[Source material start]

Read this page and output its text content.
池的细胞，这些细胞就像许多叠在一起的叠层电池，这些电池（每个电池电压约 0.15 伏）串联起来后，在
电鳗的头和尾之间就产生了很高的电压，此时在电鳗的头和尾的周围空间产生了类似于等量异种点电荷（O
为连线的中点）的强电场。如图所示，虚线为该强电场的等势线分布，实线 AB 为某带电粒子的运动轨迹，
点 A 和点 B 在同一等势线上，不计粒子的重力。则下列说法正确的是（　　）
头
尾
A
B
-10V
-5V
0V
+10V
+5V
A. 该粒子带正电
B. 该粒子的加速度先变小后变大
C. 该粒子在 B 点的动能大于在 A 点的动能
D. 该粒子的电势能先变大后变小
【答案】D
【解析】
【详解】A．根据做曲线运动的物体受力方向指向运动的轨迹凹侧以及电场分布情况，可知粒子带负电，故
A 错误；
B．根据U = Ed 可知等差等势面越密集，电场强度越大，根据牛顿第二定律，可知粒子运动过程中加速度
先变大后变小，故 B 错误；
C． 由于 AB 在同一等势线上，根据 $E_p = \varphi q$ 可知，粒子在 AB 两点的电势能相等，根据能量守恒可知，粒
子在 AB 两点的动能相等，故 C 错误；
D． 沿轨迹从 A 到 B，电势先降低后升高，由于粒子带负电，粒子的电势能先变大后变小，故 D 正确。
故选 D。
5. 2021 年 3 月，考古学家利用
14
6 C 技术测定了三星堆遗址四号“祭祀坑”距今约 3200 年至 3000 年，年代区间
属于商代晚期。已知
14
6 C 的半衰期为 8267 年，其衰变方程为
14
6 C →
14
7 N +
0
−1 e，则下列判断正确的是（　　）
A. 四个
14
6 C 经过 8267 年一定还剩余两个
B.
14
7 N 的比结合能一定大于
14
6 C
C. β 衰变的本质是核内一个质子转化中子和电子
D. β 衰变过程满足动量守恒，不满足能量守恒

[Source material end]

Transcribe all the entries, keeping each one exactly as it is.

Read this page and output its text content.
池的细胞，这些细胞就像许多叠在一起的叠层电池，这些电池（每个电池电压约 0.15 伏）串联起来后，在
电鳗的头和尾之间就产生了很高的电压，此时在电鳗的头和尾的周围空间产生了类似于等量异种点电荷（O
为连线的中点）的强电场。如图所示，虚线为该强电场的等势线分布，实线 AB 为某带电粒子的运动轨迹，
点 A 和点 B 在同一等势线上，不计粒子的重力。则下列说法正确的是（　　）
头
尾
A
B
-10V
-5V
0V
+10V
+5V
A. 该粒子带正电
B. 该粒子的加速度先变小后变大
C. 该粒子在 B 点的动能大于在 A 点的动能
D. 该粒子的电势能先变大后变小
【答案】D
【解析】
【详解】A．根据做曲线运动的物体受力方向指向运动的轨迹凹侧以及电场分布情况，可知粒子带负电，故
A 错误；
B．根据U = Ed 可知等差等势面越密集，电场强度越大，根据牛顿第二定律，可知粒子运动过程中加速度
先变大后变小，故 B 错误；
C． 由于 AB 在同一等势线上，根据 $E_p = \varphi q$ 可知，粒子在 AB 两点的电势能相等，根据能量守恒可知，粒
子在 AB 两点的动能相等，故 C 错误；
D． 沿轨迹从 A 到 B，电势先降低后升高，由于粒子带负电，粒子的电势能先变大后变小，故 D 正确。
故选 D。
5. 2021 年 3 月，考古学家利用
14
6 C 技术测定了三星堆遗址四号“祭祀坑”距今约 3200 年至 3000 年，年代区间
属于商代晚期。已知
14
6 C 的半衰期为 8267 年，其衰变方程为
14
6 C →
14
7 N +
0
−1 e，则下列判断正确的是（　　）
A. 四个
14
6 C 经过 8267 年一定还剩余两个
B.
14
7 N 的比结合能一定大于
14
6 C
C. β 衰变的本质是核内一个质子转化中子和电子
D. β 衰变过程满足动量守恒，不满足能量守恒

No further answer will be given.